**** INFORMATION GIVEN ****

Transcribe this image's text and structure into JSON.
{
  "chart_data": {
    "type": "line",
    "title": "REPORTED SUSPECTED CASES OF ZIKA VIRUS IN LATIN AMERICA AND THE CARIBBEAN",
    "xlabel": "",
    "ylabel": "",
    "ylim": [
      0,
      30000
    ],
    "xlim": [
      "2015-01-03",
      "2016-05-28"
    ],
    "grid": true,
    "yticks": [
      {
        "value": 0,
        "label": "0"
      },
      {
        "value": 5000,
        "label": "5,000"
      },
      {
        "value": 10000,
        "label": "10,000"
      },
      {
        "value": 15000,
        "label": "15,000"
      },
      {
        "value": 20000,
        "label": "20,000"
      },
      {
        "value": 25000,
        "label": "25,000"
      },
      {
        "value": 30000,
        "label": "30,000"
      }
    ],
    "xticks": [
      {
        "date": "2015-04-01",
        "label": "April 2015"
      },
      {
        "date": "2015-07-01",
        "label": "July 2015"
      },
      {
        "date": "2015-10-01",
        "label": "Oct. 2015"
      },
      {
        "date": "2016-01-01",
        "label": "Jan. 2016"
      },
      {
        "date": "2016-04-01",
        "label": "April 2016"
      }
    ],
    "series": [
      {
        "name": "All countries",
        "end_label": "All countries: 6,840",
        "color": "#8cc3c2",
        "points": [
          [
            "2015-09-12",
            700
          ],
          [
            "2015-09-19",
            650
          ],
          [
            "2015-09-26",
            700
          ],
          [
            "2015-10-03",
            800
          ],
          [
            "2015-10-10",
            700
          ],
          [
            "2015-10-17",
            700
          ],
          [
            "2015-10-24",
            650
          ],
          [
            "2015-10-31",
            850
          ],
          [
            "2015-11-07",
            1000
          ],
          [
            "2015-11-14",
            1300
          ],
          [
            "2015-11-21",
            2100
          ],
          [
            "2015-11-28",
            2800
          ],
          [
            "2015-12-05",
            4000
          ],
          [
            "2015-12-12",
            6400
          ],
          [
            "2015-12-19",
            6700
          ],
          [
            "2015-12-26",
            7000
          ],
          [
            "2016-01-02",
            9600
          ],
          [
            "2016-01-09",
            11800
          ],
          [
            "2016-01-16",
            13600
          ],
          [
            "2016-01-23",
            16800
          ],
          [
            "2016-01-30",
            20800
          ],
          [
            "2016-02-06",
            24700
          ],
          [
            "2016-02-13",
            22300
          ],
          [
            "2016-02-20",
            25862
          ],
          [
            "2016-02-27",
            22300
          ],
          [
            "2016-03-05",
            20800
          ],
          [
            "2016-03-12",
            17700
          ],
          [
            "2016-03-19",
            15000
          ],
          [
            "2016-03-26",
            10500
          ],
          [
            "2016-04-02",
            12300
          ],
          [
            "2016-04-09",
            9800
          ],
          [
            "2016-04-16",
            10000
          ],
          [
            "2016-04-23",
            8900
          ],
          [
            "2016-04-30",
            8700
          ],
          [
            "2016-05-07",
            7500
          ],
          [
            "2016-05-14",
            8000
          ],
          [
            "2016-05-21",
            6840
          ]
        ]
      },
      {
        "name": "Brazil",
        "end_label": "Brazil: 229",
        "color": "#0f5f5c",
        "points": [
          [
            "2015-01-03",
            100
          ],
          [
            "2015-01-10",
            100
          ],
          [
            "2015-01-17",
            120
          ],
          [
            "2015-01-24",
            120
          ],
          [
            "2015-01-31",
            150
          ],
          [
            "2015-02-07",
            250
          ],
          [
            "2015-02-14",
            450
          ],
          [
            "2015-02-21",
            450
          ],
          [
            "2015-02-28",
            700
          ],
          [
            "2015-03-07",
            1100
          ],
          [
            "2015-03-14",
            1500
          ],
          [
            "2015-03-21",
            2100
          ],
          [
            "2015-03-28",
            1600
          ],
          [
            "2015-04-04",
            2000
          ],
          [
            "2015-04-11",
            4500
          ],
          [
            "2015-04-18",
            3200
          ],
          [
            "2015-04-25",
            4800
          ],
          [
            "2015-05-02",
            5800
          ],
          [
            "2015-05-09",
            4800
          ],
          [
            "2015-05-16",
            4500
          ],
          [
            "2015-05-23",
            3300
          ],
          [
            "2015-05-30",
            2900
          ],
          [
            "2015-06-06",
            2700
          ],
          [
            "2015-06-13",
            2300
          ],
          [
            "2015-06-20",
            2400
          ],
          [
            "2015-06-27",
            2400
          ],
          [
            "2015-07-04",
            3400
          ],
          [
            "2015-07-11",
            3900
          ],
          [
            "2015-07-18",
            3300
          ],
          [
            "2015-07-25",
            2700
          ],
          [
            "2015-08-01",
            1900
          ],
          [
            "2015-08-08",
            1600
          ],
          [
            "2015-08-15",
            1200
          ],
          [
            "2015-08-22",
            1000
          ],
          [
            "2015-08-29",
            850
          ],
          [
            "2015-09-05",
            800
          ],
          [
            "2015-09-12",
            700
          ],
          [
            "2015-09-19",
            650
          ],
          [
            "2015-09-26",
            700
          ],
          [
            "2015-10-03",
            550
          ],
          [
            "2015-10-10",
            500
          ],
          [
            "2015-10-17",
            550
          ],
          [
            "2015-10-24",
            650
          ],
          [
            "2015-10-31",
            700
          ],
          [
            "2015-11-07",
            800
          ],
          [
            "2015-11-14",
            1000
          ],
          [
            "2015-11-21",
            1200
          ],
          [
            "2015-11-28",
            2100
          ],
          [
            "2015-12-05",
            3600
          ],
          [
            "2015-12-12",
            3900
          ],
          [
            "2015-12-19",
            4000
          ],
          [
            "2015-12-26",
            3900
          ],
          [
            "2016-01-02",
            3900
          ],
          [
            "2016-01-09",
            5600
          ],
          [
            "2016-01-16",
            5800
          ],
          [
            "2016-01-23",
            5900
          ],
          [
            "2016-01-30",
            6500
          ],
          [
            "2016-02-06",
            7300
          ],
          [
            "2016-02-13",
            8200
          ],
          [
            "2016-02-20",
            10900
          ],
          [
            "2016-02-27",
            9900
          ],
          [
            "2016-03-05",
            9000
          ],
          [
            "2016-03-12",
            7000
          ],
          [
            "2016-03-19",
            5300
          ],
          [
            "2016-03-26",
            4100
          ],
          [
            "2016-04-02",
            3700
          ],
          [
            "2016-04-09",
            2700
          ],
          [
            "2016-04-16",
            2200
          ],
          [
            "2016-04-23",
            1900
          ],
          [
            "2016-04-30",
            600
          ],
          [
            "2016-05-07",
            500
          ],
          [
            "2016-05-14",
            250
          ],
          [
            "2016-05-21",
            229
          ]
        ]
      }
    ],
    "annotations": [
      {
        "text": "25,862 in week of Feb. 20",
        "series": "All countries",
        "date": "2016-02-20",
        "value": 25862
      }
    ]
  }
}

****

◆ AIM OF THE TASK: The number of lines in the entries holding the word "date" is what is needed. Supply that number only.

◆ FINAL ANSWER: 6